Given task: Retype all of the listing exactly, passing over any picture you find.

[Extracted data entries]
-------
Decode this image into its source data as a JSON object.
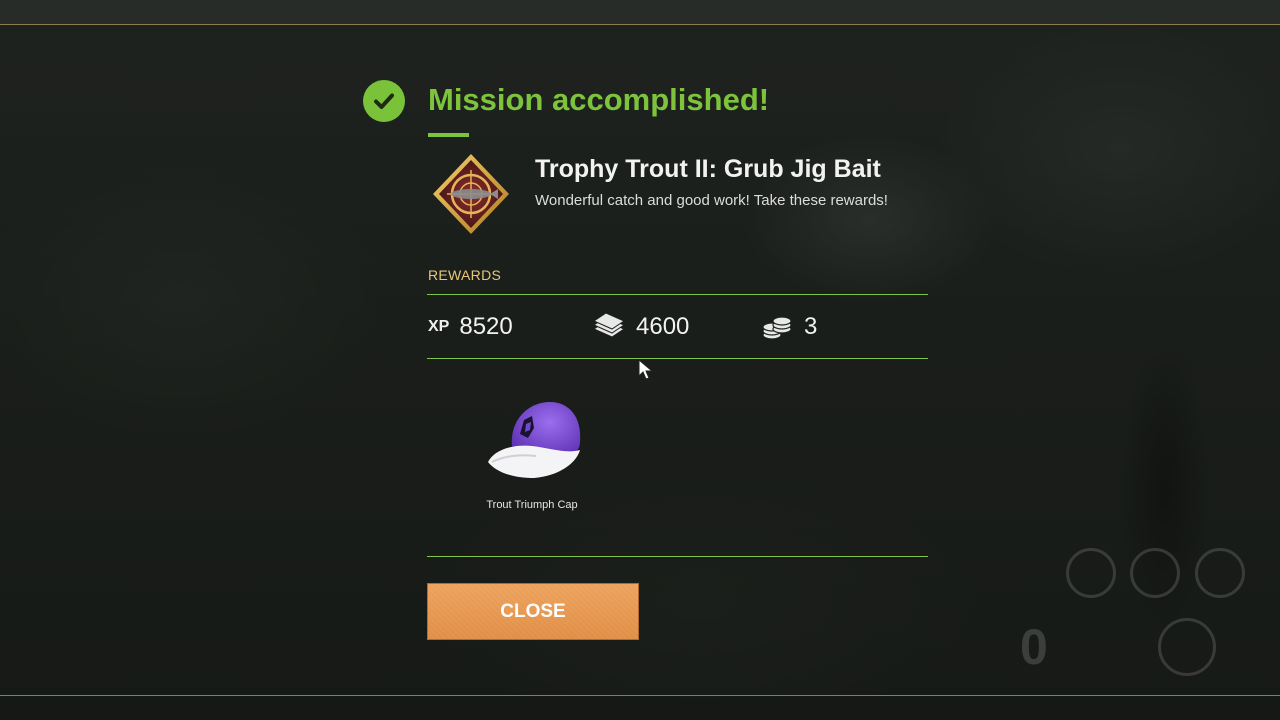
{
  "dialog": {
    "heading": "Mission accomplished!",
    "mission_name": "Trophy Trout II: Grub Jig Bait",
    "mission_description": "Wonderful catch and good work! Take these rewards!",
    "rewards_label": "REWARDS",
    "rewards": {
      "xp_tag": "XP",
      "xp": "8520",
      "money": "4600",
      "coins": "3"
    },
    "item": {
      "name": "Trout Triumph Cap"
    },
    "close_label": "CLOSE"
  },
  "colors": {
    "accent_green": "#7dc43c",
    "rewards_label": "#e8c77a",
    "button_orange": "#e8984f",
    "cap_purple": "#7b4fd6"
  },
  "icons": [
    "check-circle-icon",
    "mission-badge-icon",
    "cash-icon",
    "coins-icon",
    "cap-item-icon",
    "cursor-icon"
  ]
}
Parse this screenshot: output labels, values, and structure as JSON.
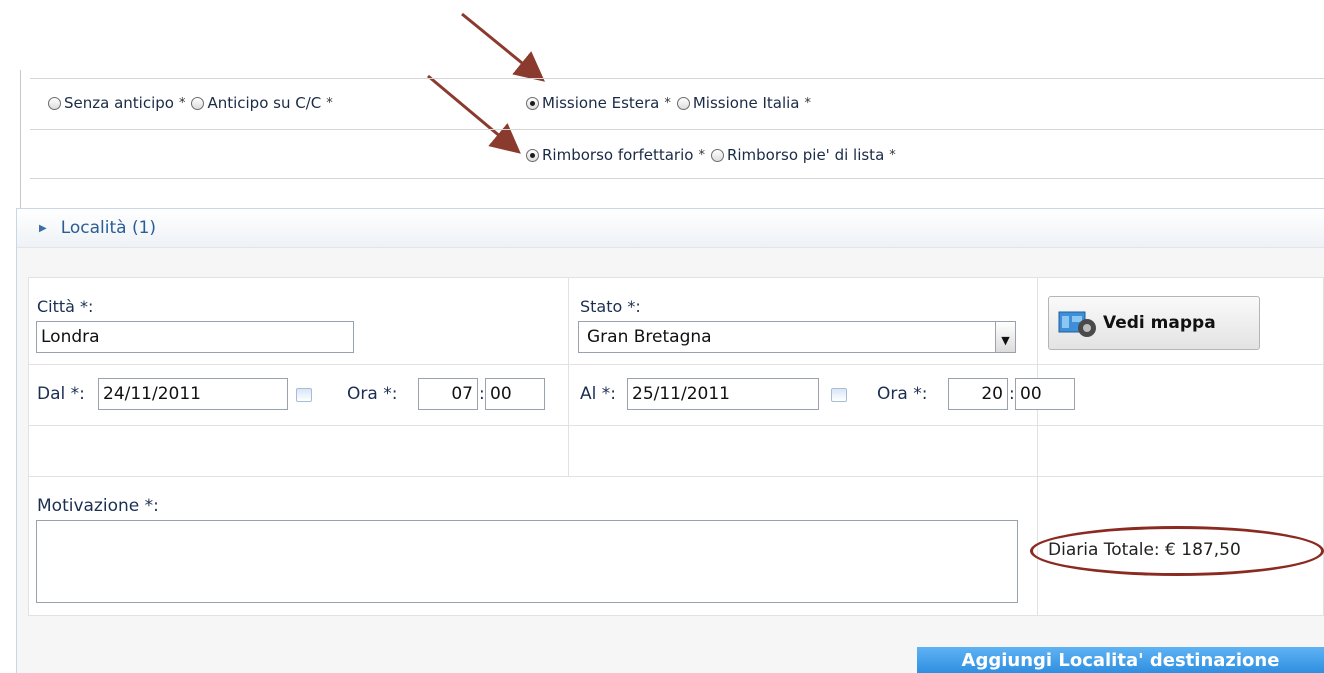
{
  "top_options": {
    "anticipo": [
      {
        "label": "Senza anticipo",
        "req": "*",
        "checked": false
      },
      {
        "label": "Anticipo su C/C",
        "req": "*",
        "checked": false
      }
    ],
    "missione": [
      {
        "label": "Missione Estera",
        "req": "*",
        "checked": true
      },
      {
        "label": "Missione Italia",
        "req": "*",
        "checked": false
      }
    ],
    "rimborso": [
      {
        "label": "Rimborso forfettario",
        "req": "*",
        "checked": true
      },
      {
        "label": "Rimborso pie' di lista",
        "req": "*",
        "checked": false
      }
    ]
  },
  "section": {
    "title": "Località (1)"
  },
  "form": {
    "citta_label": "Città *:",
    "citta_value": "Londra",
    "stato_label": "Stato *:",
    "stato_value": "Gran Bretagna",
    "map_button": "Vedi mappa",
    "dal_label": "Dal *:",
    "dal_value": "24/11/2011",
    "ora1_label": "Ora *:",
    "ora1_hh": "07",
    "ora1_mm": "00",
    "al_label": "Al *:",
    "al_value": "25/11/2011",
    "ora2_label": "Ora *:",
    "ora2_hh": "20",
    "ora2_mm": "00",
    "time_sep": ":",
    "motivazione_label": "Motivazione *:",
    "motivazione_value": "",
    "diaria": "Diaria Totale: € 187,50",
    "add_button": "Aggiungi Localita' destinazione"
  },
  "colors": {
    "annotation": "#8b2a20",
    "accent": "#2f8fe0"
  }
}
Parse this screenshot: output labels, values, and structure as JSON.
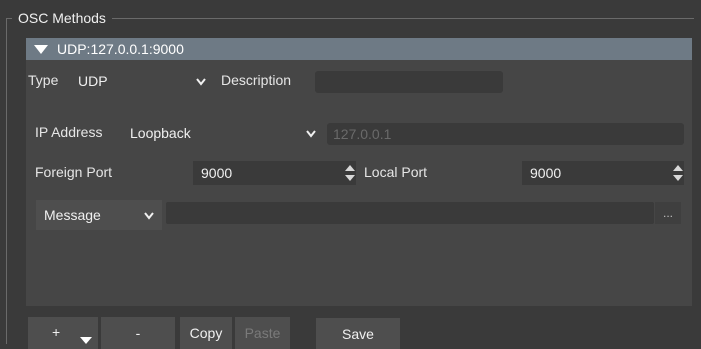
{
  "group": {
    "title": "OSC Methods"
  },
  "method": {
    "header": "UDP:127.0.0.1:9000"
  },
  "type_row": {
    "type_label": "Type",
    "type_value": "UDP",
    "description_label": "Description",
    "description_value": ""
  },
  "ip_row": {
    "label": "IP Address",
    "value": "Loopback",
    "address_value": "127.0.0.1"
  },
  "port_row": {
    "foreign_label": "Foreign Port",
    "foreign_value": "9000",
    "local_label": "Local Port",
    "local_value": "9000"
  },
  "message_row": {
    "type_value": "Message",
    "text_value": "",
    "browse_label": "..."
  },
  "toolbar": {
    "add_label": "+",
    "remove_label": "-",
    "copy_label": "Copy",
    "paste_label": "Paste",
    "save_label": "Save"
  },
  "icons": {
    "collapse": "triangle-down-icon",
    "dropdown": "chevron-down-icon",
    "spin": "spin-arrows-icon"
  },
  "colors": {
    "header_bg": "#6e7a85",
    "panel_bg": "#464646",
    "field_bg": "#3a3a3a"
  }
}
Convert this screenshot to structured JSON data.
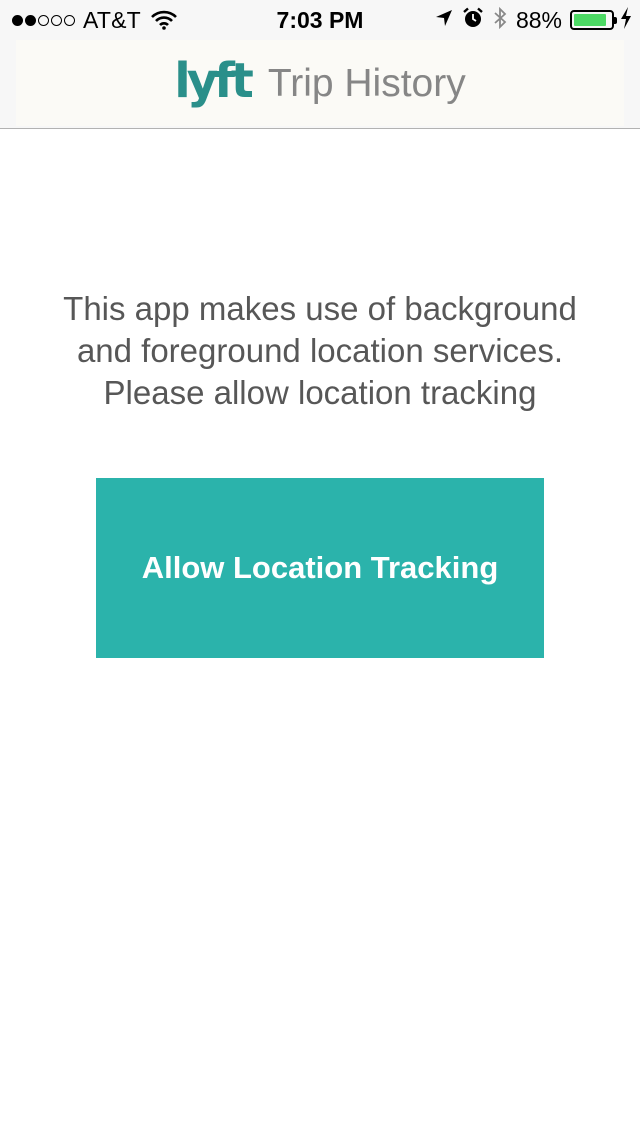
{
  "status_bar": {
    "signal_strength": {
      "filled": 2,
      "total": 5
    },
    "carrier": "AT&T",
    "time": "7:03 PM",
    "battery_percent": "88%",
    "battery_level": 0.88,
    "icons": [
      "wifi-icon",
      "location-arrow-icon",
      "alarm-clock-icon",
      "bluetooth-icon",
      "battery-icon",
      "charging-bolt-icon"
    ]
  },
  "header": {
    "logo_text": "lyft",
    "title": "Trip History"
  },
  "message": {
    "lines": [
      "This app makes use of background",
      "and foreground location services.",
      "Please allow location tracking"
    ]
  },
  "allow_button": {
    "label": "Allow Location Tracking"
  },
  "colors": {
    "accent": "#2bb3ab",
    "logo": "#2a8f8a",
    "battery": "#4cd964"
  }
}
-------
Correct answer:
Decode this image into its source data as a JSON object.
{
  "dialog": {
    "heading": "Mission accomplished!",
    "mission_name": "Trophy Trout II: Grub Jig Bait",
    "mission_description": "Wonderful catch and good work! Take these rewards!",
    "rewards_label": "REWARDS",
    "rewards": {
      "xp_tag": "XP",
      "xp": "8520",
      "money": "4600",
      "coins": "3"
    },
    "item": {
      "name": "Trout Triumph Cap"
    },
    "close_label": "CLOSE"
  },
  "colors": {
    "accent_green": "#7dc43c",
    "rewards_label": "#e8c77a",
    "button_orange": "#e8984f",
    "cap_purple": "#7b4fd6"
  },
  "icons": [
    "check-circle-icon",
    "mission-badge-icon",
    "cash-icon",
    "coins-icon",
    "cap-item-icon",
    "cursor-icon"
  ]
}
Parse this screenshot: output labels, values, and structure as JSON.
{
  "top_options": {
    "anticipo": [
      {
        "label": "Senza anticipo",
        "req": "*",
        "checked": false
      },
      {
        "label": "Anticipo su C/C",
        "req": "*",
        "checked": false
      }
    ],
    "missione": [
      {
        "label": "Missione Estera",
        "req": "*",
        "checked": true
      },
      {
        "label": "Missione Italia",
        "req": "*",
        "checked": false
      }
    ],
    "rimborso": [
      {
        "label": "Rimborso forfettario",
        "req": "*",
        "checked": true
      },
      {
        "label": "Rimborso pie' di lista",
        "req": "*",
        "checked": false
      }
    ]
  },
  "section": {
    "title": "Località (1)"
  },
  "form": {
    "citta_label": "Città *:",
    "citta_value": "Londra",
    "stato_label": "Stato *:",
    "stato_value": "Gran Bretagna",
    "map_button": "Vedi mappa",
    "dal_label": "Dal *:",
    "dal_value": "24/11/2011",
    "ora1_label": "Ora *:",
    "ora1_hh": "07",
    "ora1_mm": "00",
    "al_label": "Al *:",
    "al_value": "25/11/2011",
    "ora2_label": "Ora *:",
    "ora2_hh": "20",
    "ora2_mm": "00",
    "time_sep": ":",
    "motivazione_label": "Motivazione *:",
    "motivazione_value": "",
    "diaria": "Diaria Totale: € 187,50",
    "add_button": "Aggiungi Localita' destinazione"
  },
  "colors": {
    "annotation": "#8b2a20",
    "accent": "#2f8fe0"
  }
}
Parse this screenshot: output labels, values, and structure as JSON.
{
  "group": {
    "title": "OSC Methods"
  },
  "method": {
    "header": "UDP:127.0.0.1:9000"
  },
  "type_row": {
    "type_label": "Type",
    "type_value": "UDP",
    "description_label": "Description",
    "description_value": ""
  },
  "ip_row": {
    "label": "IP Address",
    "value": "Loopback",
    "address_value": "127.0.0.1"
  },
  "port_row": {
    "foreign_label": "Foreign Port",
    "foreign_value": "9000",
    "local_label": "Local Port",
    "local_value": "9000"
  },
  "message_row": {
    "type_value": "Message",
    "text_value": "",
    "browse_label": "..."
  },
  "toolbar": {
    "add_label": "+",
    "remove_label": "-",
    "copy_label": "Copy",
    "paste_label": "Paste",
    "save_label": "Save"
  },
  "icons": {
    "collapse": "triangle-down-icon",
    "dropdown": "chevron-down-icon",
    "spin": "spin-arrows-icon"
  },
  "colors": {
    "header_bg": "#6e7a85",
    "panel_bg": "#464646",
    "field_bg": "#3a3a3a"
  }
}
Convert this screenshot to structured JSON data.
{
  "status_bar": {
    "signal_strength": {
      "filled": 2,
      "total": 5
    },
    "carrier": "AT&T",
    "time": "7:03 PM",
    "battery_percent": "88%",
    "battery_level": 0.88,
    "icons": [
      "wifi-icon",
      "location-arrow-icon",
      "alarm-clock-icon",
      "bluetooth-icon",
      "battery-icon",
      "charging-bolt-icon"
    ]
  },
  "header": {
    "logo_text": "lyft",
    "title": "Trip History"
  },
  "message": {
    "lines": [
      "This app makes use of background",
      "and foreground location services.",
      "Please allow location tracking"
    ]
  },
  "allow_button": {
    "label": "Allow Location Tracking"
  },
  "colors": {
    "accent": "#2bb3ab",
    "logo": "#2a8f8a",
    "battery": "#4cd964"
  }
}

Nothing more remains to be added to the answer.